▸ **The task**: Determine how many lines contain the string "image" and reply with that number alone.

+++++

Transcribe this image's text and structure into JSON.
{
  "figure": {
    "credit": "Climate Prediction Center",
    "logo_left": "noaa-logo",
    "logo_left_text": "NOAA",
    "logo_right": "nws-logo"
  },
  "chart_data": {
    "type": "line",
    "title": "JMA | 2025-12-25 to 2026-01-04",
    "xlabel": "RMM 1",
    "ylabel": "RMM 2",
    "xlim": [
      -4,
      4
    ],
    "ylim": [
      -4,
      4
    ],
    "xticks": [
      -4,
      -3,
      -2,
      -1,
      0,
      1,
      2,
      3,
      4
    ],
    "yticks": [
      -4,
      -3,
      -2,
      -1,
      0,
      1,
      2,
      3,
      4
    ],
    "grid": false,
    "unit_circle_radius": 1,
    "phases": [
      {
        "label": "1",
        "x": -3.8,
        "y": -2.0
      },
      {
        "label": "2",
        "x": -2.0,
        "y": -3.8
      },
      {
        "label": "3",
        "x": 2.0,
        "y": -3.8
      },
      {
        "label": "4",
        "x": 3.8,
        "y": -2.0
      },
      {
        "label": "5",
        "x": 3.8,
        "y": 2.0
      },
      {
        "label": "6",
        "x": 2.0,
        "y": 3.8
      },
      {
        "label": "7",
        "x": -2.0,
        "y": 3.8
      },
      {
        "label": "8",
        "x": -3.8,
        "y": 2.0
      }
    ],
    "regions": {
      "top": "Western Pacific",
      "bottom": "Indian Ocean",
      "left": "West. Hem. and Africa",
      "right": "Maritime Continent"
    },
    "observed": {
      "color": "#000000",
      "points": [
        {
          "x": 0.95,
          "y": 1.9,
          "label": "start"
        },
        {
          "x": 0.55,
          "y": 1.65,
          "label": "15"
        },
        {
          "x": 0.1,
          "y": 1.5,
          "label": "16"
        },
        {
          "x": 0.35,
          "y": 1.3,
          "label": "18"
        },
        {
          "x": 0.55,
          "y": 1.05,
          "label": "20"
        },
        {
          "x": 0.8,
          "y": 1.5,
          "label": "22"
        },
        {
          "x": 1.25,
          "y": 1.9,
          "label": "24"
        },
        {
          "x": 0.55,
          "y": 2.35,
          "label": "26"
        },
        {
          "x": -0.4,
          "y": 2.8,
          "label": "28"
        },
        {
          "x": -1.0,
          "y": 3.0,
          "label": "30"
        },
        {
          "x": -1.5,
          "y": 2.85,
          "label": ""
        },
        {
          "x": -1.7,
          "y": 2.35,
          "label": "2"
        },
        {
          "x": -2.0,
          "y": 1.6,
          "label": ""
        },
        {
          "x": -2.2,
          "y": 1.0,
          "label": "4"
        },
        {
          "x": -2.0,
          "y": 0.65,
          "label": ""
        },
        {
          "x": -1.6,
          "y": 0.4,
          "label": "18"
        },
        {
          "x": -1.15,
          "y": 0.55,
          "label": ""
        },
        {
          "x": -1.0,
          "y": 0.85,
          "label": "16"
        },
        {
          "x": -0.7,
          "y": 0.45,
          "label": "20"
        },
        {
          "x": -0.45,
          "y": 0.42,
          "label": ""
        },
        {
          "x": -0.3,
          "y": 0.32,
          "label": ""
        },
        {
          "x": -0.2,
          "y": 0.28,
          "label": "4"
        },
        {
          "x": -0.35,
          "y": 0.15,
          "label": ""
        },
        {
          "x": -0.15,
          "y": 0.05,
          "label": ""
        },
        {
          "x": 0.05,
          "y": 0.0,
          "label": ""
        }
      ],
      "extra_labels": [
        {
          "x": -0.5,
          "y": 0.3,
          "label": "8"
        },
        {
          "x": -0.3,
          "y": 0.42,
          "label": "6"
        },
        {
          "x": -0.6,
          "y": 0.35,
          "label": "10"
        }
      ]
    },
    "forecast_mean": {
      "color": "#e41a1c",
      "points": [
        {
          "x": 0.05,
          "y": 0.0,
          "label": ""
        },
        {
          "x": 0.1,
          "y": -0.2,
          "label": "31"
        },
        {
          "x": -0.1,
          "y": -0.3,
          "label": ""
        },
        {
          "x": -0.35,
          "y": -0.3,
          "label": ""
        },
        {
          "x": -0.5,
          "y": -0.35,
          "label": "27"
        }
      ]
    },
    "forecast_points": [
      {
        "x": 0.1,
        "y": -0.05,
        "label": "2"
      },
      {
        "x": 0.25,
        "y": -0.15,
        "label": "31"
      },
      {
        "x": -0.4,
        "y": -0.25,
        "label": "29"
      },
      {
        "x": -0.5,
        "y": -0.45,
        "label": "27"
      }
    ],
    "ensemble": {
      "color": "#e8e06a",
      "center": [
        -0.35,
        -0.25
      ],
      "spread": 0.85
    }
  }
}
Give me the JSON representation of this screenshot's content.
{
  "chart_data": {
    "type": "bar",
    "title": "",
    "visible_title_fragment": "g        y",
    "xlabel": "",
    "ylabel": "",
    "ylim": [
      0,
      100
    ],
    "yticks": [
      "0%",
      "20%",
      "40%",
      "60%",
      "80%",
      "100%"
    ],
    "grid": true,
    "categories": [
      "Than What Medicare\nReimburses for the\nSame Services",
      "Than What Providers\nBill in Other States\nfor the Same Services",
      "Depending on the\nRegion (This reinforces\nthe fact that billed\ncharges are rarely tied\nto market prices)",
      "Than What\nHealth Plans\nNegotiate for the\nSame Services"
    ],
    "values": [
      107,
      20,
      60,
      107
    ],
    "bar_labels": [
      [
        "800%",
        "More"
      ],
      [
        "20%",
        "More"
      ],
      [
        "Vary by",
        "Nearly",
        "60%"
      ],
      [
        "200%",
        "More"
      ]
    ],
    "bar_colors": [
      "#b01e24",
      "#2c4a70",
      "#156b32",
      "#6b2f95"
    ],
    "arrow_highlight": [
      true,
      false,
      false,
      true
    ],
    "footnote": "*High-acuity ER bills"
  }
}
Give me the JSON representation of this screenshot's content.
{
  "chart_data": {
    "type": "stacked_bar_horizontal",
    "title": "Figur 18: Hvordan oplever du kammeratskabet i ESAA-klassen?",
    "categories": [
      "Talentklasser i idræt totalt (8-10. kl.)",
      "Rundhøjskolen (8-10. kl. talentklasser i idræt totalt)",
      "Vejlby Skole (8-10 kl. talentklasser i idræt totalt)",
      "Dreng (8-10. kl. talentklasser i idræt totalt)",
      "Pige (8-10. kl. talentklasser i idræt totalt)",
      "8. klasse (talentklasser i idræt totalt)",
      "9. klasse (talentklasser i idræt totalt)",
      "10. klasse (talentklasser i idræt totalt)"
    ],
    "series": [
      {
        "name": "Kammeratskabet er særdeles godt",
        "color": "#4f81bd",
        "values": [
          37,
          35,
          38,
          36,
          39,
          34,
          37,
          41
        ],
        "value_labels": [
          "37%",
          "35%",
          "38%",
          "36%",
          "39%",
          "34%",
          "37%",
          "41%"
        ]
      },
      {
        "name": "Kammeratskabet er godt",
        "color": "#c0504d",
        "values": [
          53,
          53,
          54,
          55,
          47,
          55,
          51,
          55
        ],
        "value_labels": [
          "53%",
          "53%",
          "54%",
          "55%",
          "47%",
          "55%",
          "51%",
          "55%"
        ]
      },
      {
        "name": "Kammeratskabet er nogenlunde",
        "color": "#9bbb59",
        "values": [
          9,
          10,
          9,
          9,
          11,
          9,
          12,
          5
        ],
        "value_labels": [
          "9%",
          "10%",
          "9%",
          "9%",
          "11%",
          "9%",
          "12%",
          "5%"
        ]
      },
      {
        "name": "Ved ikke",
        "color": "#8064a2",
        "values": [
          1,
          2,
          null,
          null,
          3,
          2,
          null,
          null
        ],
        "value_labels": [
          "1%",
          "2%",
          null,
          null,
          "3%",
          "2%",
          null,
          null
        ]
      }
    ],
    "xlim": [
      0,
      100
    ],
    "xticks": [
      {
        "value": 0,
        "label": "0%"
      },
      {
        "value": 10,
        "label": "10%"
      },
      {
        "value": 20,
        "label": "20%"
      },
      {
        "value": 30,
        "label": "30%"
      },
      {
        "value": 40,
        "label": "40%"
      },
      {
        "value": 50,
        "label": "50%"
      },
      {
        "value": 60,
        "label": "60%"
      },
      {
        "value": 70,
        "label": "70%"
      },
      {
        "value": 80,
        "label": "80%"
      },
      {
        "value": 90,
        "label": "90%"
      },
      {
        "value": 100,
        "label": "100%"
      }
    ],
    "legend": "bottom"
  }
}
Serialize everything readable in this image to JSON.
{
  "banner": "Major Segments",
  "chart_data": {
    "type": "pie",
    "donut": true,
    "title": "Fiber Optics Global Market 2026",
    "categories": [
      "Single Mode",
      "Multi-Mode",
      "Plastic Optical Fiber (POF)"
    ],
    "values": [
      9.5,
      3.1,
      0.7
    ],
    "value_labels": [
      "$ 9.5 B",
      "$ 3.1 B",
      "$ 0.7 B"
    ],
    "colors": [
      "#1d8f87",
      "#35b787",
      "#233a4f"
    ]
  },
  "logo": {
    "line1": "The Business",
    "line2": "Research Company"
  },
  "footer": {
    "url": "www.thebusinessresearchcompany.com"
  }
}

+++++

▸ **Solution to the problem**: 2